Exercise details: Locate every line in the records below that contains the word "text", and copy each one.

Data for processing:
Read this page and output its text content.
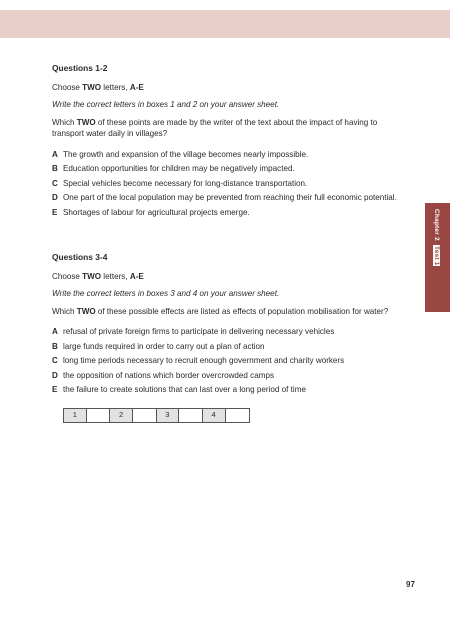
Questions 1-2
Choose TWO letters, A-E
Write the correct letters in boxes 1 and 2 on your answer sheet.
Which TWO of these points are made by the writer of the text about the impact of having to transport water daily in villages?
A The growth and expansion of the village becomes nearly impossible.
B Education opportunities for children may be negatively impacted.
C Special vehicles become necessary for long-distance transportation.
D One part of the local population may be prevented from reaching their full economic potential.
E Shortages of labour for agricultural projects emerge.
Questions 3-4
Choose TWO letters, A-E
Write the correct letters in boxes 3 and 4 on your answer sheet.
Which TWO of these possible effects are listed as effects of population mobilisation for water?
A refusal of private foreign firms to participate in delivering necessary vehicles
B large funds required in order to carry out a plan of action
C long time periods necessary to recruit enough government and charity workers
D the opposition of nations which border overcrowded camps
E the failure to create solutions that can last over a long period of time
1	2	3	4
Chapter 2 Test 1
97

Solved problem:
Read this page and output its text content.
Which TWO of these points are made by the writer of the text about the impact of having to transport water daily in villages?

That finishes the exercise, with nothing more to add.